● **Stated task**:
Copy the stretch from the start of the records through the line containing "deco-ring-circle [708,34,832,158]", switching "repair speed" to "recovery speed" and keeping everything else the same.
[start]
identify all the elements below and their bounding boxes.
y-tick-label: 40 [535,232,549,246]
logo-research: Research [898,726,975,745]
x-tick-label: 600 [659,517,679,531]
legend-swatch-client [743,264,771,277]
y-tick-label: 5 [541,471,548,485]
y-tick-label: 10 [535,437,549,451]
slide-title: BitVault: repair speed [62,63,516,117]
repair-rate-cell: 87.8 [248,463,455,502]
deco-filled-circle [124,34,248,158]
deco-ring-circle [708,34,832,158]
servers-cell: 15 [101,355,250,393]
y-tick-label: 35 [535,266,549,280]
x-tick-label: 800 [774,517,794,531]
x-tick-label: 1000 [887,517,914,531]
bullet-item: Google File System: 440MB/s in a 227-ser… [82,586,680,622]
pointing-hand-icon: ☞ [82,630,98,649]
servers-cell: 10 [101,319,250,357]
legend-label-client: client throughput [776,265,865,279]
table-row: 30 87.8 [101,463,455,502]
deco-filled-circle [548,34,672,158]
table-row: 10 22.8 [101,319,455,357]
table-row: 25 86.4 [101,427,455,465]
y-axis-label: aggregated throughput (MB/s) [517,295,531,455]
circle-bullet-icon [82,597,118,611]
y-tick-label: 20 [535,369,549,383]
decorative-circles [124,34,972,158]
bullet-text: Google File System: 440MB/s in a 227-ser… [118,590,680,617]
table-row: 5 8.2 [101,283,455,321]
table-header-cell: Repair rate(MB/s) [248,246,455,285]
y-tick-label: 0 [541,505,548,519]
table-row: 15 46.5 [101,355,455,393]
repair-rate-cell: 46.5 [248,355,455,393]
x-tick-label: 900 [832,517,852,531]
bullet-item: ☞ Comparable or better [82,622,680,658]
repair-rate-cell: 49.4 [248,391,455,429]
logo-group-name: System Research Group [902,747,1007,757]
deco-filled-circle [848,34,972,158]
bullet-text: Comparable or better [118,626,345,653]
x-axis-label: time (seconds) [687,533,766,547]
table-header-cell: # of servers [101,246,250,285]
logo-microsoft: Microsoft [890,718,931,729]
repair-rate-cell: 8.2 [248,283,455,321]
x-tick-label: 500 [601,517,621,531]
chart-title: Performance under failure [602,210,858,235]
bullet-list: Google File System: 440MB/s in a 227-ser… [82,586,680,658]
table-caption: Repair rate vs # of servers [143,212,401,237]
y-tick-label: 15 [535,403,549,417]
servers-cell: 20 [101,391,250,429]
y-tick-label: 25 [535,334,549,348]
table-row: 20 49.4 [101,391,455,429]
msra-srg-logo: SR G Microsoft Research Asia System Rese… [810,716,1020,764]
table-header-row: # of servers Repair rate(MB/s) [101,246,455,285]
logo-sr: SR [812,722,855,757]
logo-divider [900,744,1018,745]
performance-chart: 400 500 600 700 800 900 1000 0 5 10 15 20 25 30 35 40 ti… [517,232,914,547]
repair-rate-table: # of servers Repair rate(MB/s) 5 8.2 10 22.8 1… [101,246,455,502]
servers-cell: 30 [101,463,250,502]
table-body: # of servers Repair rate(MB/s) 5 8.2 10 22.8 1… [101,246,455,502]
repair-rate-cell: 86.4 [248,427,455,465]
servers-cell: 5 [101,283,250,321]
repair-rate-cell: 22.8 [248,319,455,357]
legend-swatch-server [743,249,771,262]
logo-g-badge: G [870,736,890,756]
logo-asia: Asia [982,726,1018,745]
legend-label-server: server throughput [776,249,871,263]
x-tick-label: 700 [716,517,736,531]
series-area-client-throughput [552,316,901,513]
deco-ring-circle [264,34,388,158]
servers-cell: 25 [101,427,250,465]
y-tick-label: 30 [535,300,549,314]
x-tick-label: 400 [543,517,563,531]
[end]
● **Answer to this problem**:
identify all the elements below and their bounding boxes.
y-tick-label: 40 [535,232,549,246]
logo-research: Research [898,726,975,745]
x-tick-label: 600 [659,517,679,531]
legend-swatch-client [743,264,771,277]
y-tick-label: 5 [541,471,548,485]
y-tick-label: 10 [535,437,549,451]
slide-title: BitVault: recovery speed [62,63,516,117]
repair-rate-cell: 87.8 [248,463,455,502]
deco-filled-circle [124,34,248,158]
deco-ring-circle [708,34,832,158]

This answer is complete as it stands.